**Given entries:**
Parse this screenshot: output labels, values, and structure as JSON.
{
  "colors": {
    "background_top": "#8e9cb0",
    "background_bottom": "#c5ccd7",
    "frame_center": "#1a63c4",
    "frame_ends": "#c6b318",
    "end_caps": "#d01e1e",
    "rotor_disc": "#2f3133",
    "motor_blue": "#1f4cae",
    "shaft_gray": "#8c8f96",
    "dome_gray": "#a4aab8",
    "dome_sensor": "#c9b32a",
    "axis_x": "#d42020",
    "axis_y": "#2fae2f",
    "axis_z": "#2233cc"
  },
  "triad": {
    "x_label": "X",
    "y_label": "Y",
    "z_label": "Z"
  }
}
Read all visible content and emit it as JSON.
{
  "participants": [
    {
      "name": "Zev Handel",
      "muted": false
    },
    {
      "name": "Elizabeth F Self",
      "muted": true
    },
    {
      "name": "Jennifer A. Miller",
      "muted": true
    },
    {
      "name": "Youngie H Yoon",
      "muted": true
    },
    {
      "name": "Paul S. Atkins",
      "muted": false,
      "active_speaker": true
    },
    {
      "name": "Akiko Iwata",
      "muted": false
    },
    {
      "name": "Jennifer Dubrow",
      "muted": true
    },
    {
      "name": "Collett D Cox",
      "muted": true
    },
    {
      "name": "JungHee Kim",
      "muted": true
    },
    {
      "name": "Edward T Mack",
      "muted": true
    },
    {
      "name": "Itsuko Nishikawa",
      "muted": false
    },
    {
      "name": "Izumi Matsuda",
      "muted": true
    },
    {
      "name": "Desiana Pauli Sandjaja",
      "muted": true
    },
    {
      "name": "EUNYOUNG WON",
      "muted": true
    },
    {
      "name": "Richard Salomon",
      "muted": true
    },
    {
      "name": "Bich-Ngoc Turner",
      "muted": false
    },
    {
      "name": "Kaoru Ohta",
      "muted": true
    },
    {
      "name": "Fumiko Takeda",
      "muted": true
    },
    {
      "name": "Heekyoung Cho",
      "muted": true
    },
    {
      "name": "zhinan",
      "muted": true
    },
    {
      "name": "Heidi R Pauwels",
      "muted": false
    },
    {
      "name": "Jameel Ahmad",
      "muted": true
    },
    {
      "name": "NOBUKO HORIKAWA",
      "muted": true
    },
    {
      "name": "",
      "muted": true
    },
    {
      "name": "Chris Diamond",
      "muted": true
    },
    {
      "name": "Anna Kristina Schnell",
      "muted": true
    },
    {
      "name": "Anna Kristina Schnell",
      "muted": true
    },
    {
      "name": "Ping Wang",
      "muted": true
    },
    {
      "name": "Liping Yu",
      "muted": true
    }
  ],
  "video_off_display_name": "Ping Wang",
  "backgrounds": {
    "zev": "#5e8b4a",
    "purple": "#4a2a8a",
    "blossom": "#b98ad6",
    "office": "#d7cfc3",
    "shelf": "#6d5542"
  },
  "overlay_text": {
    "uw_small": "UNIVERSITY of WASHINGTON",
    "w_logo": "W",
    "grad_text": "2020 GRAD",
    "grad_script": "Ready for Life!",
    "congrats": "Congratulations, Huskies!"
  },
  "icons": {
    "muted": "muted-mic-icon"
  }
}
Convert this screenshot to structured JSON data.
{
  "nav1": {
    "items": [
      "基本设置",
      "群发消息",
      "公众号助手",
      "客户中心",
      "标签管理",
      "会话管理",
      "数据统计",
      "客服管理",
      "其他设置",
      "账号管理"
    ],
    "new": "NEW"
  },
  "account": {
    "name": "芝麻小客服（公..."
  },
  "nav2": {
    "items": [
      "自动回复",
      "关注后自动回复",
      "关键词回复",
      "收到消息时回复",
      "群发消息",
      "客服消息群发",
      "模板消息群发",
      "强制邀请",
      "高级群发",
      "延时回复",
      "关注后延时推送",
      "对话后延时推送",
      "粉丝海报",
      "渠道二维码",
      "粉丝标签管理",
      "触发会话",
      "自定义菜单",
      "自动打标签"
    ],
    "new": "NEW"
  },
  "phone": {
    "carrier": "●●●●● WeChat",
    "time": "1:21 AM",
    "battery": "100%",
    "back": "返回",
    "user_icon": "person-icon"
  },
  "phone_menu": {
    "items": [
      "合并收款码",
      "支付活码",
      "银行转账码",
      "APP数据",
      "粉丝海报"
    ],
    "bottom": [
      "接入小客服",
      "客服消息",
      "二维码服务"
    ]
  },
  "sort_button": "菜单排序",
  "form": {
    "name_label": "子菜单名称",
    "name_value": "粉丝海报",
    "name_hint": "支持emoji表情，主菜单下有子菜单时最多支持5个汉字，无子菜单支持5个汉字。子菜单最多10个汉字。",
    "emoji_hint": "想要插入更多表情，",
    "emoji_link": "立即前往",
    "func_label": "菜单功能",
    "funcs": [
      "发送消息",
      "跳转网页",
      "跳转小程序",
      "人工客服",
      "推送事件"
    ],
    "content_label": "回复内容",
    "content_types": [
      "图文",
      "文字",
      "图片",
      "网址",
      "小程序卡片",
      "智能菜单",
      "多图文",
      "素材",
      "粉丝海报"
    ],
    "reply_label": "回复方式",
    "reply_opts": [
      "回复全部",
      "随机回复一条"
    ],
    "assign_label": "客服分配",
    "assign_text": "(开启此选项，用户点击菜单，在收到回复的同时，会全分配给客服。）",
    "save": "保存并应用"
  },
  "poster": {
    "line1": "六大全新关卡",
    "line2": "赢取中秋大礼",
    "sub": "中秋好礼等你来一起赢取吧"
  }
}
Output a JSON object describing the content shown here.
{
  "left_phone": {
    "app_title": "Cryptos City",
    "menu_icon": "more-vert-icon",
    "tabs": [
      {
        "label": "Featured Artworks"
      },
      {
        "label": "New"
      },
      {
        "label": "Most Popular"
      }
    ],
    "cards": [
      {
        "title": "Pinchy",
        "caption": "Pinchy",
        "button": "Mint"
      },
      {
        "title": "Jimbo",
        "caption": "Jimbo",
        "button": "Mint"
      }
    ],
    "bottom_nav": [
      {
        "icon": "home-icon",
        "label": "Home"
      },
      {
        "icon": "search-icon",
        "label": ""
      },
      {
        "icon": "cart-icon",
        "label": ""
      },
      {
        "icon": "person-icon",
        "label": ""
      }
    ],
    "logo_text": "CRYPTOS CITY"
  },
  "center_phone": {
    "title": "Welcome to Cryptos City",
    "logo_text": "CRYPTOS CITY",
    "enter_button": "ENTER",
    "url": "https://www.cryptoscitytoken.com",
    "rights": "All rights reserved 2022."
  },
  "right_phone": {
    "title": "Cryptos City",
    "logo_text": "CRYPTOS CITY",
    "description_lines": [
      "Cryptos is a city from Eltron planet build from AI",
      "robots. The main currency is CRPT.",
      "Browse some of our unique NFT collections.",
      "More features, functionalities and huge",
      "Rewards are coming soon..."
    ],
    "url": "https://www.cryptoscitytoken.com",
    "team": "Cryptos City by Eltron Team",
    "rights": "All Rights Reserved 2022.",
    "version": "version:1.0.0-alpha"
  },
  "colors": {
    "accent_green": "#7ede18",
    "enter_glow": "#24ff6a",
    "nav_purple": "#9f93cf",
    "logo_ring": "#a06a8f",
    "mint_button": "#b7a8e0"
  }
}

**What is expected:** Write each line above out exactly.

**Complete answer:**
Parse this screenshot: output labels, values, and structure as JSON.
{
  "colors": {
    "background_top": "#8e9cb0",
    "background_bottom": "#c5ccd7",
    "frame_center": "#1a63c4",
    "frame_ends": "#c6b318",
    "end_caps": "#d01e1e",
    "rotor_disc": "#2f3133",
    "motor_blue": "#1f4cae",
    "shaft_gray": "#8c8f96",
    "dome_gray": "#a4aab8",
    "dome_sensor": "#c9b32a",
    "axis_x": "#d42020",
    "axis_y": "#2fae2f",
    "axis_z": "#2233cc"
  },
  "triad": {
    "x_label": "X",
    "y_label": "Y",
    "z_label": "Z"
  }
}
Read all visible content and emit it as JSON.
{
  "participants": [
    {
      "name": "Zev Handel",
      "muted": false
    },
    {
      "name": "Elizabeth F Self",
      "muted": true
    },
    {
      "name": "Jennifer A. Miller",
      "muted": true
    },
    {
      "name": "Youngie H Yoon",
      "muted": true
    },
    {
      "name": "Paul S. Atkins",
      "muted": false,
      "active_speaker": true
    },
    {
      "name": "Akiko Iwata",
      "muted": false
    },
    {
      "name": "Jennifer Dubrow",
      "muted": true
    },
    {
      "name": "Collett D Cox",
      "muted": true
    },
    {
      "name": "JungHee Kim",
      "muted": true
    },
    {
      "name": "Edward T Mack",
      "muted": true
    },
    {
      "name": "Itsuko Nishikawa",
      "muted": false
    },
    {
      "name": "Izumi Matsuda",
      "muted": true
    },
    {
      "name": "Desiana Pauli Sandjaja",
      "muted": true
    },
    {
      "name": "EUNYOUNG WON",
      "muted": true
    },
    {
      "name": "Richard Salomon",
      "muted": true
    },
    {
      "name": "Bich-Ngoc Turner",
      "muted": false
    },
    {
      "name": "Kaoru Ohta",
      "muted": true
    },
    {
      "name": "Fumiko Takeda",
      "muted": true
    },
    {
      "name": "Heekyoung Cho",
      "muted": true
    },
    {
      "name": "zhinan",
      "muted": true
    },
    {
      "name": "Heidi R Pauwels",
      "muted": false
    },
    {
      "name": "Jameel Ahmad",
      "muted": true
    },
    {
      "name": "NOBUKO HORIKAWA",
      "muted": true
    },
    {
      "name": "",
      "muted": true
    },
    {
      "name": "Chris Diamond",
      "muted": true
    },
    {
      "name": "Anna Kristina Schnell",
      "muted": true
    },
    {
      "name": "Anna Kristina Schnell",
      "muted": true
    },
    {
      "name": "Ping Wang",
      "muted": true
    },
    {
      "name": "Liping Yu",
      "muted": true
    }
  ],
  "video_off_display_name": "Ping Wang",
  "backgrounds": {
    "zev": "#5e8b4a",
    "purple": "#4a2a8a",
    "blossom": "#b98ad6",
    "office": "#d7cfc3",
    "shelf": "#6d5542"
  },
  "overlay_text": {
    "uw_small": "UNIVERSITY of WASHINGTON",
    "w_logo": "W",
    "grad_text": "2020 GRAD",
    "grad_script": "Ready for Life!",
    "congrats": "Congratulations, Huskies!"
  },
  "icons": {
    "muted": "muted-mic-icon"
  }
}
Convert this screenshot to structured JSON data.
{
  "nav1": {
    "items": [
      "基本设置",
      "群发消息",
      "公众号助手",
      "客户中心",
      "标签管理",
      "会话管理",
      "数据统计",
      "客服管理",
      "其他设置",
      "账号管理"
    ],
    "new": "NEW"
  },
  "account": {
    "name": "芝麻小客服（公..."
  },
  "nav2": {
    "items": [
      "自动回复",
      "关注后自动回复",
      "关键词回复",
      "收到消息时回复",
      "群发消息",
      "客服消息群发",
      "模板消息群发",
      "强制邀请",
      "高级群发",
      "延时回复",
      "关注后延时推送",
      "对话后延时推送",
      "粉丝海报",
      "渠道二维码",
      "粉丝标签管理",
      "触发会话",
      "自定义菜单",
      "自动打标签"
    ],
    "new": "NEW"
  },
  "phone": {
    "carrier": "●●●●● WeChat",
    "time": "1:21 AM",
    "battery": "100%",
    "back": "返回",
    "user_icon": "person-icon"
  },
  "phone_menu": {
    "items": [
      "合并收款码",
      "支付活码",
      "银行转账码",
      "APP数据",
      "粉丝海报"
    ],
    "bottom": [
      "接入小客服",
      "客服消息",
      "二维码服务"
    ]
  },
  "sort_button": "菜单排序",
  "form": {
    "name_label": "子菜单名称",
    "name_value": "粉丝海报",
    "name_hint": "支持emoji表情，主菜单下有子菜单时最多支持5个汉字，无子菜单支持5个汉字。子菜单最多10个汉字。",
    "emoji_hint": "想要插入更多表情，",
    "emoji_link": "立即前往",
    "func_label": "菜单功能",
    "funcs": [
      "发送消息",
      "跳转网页",
      "跳转小程序",
      "人工客服",
      "推送事件"
    ],
    "content_label": "回复内容",
    "content_types": [
      "图文",
      "文字",
      "图片",
      "网址",
      "小程序卡片",
      "智能菜单",
      "多图文",
      "素材",
      "粉丝海报"
    ],
    "reply_label": "回复方式",
    "reply_opts": [
      "回复全部",
      "随机回复一条"
    ],
    "assign_label": "客服分配",
    "assign_text": "(开启此选项，用户点击菜单，在收到回复的同时，会全分配给客服。）",
    "save": "保存并应用"
  },
  "poster": {
    "line1": "六大全新关卡",
    "line2": "赢取中秋大礼",
    "sub": "中秋好礼等你来一起赢取吧"
  }
}
Output a JSON object describing the content shown here.
{
  "left_phone": {
    "app_title": "Cryptos City",
    "menu_icon": "more-vert-icon",
    "tabs": [
      {
        "label": "Featured Artworks"
      },
      {
        "label": "New"
      },
      {
        "label": "Most Popular"
      }
    ],
    "cards": [
      {
        "title": "Pinchy",
        "caption": "Pinchy",
        "button": "Mint"
      },
      {
        "title": "Jimbo",
        "caption": "Jimbo",
        "button": "Mint"
      }
    ],
    "bottom_nav": [
      {
        "icon": "home-icon",
        "label": "Home"
      },
      {
        "icon": "search-icon",
        "label": ""
      },
      {
        "icon": "cart-icon",
        "label": ""
      },
      {
        "icon": "person-icon",
        "label": ""
      }
    ],
    "logo_text": "CRYPTOS CITY"
  },
  "center_phone": {
    "title": "Welcome to Cryptos City",
    "logo_text": "CRYPTOS CITY",
    "enter_button": "ENTER",
    "url": "https://www.cryptoscitytoken.com",
    "rights": "All rights reserved 2022."
  },
  "right_phone": {
    "title": "Cryptos City",
    "logo_text": "CRYPTOS CITY",
    "description_lines": [
      "Cryptos is a city from Eltron planet build from AI",
      "robots. The main currency is CRPT.",
      "Browse some of our unique NFT collections.",
      "More features, functionalities and huge",
      "Rewards are coming soon..."
    ],
    "url": "https://www.cryptoscitytoken.com",
    "team": "Cryptos City by Eltron Team",
    "rights": "All Rights Reserved 2022.",
    "version": "version:1.0.0-alpha"
  },
  "colors": {
    "accent_green": "#7ede18",
    "enter_glow": "#24ff6a",
    "nav_purple": "#9f93cf",
    "logo_ring": "#a06a8f",
    "mint_button": "#b7a8e0"
  }
}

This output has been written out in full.